Directions:
Show only lines that include "liebe".
::::::::
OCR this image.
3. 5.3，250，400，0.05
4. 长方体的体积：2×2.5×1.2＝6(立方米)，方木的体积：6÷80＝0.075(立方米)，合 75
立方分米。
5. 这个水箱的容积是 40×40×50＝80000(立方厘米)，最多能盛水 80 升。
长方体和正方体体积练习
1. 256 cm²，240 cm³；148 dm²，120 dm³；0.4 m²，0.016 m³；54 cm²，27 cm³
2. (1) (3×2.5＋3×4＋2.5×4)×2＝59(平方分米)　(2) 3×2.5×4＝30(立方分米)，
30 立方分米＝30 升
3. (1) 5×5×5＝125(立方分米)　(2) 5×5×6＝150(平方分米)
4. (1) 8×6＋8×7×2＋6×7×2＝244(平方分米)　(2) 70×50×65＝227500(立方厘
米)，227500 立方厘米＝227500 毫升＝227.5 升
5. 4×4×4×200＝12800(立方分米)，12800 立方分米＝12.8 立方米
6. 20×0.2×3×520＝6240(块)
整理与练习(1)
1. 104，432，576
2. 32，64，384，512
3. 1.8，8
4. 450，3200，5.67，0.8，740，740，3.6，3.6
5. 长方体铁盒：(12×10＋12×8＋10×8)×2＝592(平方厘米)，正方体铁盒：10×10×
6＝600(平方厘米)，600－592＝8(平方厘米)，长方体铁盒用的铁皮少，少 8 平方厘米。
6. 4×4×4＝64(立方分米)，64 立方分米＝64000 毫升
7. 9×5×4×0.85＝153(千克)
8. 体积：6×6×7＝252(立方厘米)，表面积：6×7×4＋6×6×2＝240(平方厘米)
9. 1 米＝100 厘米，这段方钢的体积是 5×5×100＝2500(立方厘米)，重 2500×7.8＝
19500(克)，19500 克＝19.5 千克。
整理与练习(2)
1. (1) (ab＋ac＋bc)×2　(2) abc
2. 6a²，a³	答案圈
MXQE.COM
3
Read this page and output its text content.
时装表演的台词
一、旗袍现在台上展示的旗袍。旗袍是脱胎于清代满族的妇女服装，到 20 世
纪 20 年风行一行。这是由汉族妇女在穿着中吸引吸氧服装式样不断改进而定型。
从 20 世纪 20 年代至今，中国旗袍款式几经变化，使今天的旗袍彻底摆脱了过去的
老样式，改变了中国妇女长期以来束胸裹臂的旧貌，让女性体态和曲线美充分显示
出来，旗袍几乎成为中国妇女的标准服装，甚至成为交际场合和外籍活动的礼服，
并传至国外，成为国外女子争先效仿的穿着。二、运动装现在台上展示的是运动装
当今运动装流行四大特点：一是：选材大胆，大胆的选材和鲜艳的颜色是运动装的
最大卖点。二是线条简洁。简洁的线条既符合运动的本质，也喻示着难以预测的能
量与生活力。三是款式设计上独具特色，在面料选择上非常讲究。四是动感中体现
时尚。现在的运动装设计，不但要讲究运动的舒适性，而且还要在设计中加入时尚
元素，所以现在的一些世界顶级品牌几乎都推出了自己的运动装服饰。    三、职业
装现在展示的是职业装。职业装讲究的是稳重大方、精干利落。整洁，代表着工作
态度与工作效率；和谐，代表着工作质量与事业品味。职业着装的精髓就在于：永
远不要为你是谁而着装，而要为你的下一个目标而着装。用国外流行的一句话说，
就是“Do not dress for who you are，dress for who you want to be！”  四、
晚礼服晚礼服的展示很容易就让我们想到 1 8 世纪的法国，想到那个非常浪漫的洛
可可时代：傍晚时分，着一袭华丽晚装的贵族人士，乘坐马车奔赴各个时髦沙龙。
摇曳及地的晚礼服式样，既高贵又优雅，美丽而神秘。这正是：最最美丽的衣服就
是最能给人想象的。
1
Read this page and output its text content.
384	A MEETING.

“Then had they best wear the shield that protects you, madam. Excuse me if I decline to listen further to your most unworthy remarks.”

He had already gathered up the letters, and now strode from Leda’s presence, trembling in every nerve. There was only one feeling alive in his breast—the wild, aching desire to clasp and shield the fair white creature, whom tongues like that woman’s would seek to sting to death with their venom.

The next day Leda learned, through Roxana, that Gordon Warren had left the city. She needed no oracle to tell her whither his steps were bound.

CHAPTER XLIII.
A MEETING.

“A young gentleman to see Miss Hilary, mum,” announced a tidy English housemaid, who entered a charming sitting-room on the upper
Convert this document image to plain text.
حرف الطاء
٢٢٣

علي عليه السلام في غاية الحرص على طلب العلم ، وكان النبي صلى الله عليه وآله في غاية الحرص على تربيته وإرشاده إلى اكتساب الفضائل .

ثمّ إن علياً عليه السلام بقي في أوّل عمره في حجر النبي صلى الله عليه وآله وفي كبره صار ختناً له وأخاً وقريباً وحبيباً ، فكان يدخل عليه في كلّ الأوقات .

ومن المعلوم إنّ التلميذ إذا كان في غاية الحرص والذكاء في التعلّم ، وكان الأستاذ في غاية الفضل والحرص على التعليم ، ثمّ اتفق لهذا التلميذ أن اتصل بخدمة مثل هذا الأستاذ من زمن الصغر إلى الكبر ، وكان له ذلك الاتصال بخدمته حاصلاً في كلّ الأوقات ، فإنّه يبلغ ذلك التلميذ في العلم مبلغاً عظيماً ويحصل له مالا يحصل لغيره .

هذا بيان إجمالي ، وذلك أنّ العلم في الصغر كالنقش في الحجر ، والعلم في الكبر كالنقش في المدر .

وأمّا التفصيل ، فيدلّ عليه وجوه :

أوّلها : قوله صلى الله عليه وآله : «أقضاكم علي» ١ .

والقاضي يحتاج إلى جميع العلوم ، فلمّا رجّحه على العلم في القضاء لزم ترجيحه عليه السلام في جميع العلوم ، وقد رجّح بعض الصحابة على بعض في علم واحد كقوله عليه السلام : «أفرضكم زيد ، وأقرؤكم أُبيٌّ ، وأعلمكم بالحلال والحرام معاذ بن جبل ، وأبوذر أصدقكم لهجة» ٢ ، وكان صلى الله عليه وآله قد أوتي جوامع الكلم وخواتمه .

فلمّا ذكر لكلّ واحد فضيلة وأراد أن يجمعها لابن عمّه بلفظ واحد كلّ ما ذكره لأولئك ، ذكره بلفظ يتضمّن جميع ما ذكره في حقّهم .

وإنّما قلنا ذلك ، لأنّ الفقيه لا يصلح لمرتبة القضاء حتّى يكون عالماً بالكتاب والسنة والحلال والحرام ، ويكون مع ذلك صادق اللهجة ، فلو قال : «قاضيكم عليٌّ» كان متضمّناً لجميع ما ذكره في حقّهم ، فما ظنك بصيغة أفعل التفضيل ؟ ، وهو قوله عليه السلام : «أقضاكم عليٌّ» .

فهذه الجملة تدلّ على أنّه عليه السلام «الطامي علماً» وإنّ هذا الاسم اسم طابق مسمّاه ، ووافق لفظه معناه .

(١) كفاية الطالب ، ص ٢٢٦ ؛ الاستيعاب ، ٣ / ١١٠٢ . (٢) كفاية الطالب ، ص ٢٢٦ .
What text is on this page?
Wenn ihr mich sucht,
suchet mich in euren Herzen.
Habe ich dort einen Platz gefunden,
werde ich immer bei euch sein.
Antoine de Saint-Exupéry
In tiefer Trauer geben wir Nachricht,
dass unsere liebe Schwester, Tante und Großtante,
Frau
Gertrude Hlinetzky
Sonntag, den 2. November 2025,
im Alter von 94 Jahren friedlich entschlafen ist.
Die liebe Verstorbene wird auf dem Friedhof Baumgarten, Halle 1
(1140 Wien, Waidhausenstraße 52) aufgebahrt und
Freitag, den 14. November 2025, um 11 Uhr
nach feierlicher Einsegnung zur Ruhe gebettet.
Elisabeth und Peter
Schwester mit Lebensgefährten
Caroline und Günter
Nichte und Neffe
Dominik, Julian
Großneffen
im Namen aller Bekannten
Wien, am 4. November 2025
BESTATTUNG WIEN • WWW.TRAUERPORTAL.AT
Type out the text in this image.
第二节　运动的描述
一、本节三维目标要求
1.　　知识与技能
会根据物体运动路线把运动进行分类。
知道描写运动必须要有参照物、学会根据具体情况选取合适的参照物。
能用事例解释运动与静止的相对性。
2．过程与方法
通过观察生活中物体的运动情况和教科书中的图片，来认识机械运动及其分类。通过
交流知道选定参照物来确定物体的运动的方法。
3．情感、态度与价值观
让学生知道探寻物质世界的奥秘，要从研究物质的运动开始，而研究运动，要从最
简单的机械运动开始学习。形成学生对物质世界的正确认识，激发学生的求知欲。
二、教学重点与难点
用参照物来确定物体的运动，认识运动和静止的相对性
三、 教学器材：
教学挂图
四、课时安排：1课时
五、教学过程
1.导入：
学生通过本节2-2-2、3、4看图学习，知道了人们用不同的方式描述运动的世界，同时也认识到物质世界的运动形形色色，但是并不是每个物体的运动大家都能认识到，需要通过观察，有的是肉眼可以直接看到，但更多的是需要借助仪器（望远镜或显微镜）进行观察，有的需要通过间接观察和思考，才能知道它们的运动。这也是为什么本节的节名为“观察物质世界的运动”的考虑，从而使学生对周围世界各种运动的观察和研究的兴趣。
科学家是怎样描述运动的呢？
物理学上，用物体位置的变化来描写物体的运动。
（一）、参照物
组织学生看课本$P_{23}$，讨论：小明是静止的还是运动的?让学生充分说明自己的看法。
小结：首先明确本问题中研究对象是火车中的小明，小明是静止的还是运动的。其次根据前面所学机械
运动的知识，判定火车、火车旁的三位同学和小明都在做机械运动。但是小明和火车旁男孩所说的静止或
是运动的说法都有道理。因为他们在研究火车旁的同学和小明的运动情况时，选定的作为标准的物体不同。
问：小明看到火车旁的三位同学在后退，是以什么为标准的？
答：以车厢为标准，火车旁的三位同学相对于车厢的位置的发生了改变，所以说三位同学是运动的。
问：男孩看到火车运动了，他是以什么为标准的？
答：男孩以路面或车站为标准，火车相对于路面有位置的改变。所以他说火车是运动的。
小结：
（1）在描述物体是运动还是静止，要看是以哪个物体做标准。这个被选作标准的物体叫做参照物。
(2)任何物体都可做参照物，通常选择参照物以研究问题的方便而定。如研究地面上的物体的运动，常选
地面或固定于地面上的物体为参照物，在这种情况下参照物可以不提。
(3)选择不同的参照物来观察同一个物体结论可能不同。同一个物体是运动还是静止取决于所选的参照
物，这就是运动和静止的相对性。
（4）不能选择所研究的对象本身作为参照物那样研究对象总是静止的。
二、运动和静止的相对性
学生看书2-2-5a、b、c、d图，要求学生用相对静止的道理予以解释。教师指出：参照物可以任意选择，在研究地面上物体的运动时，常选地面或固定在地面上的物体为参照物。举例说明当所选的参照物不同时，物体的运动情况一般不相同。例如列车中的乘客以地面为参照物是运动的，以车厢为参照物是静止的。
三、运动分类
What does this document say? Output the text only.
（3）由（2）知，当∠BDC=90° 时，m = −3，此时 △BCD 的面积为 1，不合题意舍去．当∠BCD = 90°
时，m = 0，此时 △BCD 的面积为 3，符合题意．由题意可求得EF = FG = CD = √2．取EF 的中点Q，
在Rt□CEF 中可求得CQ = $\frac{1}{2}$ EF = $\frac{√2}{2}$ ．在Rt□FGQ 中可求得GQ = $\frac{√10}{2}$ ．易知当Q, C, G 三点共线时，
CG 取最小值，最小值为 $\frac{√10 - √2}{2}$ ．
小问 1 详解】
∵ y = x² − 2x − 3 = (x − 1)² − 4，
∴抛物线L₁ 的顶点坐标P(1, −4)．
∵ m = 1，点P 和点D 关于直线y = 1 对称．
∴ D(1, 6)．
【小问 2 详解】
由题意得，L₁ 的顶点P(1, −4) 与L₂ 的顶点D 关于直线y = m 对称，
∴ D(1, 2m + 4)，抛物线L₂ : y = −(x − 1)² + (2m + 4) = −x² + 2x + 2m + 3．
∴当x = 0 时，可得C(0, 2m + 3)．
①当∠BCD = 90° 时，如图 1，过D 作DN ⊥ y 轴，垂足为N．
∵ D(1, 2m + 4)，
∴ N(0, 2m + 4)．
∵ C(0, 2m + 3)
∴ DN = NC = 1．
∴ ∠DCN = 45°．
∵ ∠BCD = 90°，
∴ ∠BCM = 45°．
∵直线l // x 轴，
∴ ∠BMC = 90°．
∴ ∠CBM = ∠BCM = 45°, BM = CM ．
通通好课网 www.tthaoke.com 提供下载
::::::::
Full response:
dass unsere liebe Schwester, Tante und Großtante,
Die liebe Verstorbene wird auf dem Friedhof Baumgarten, Halle 1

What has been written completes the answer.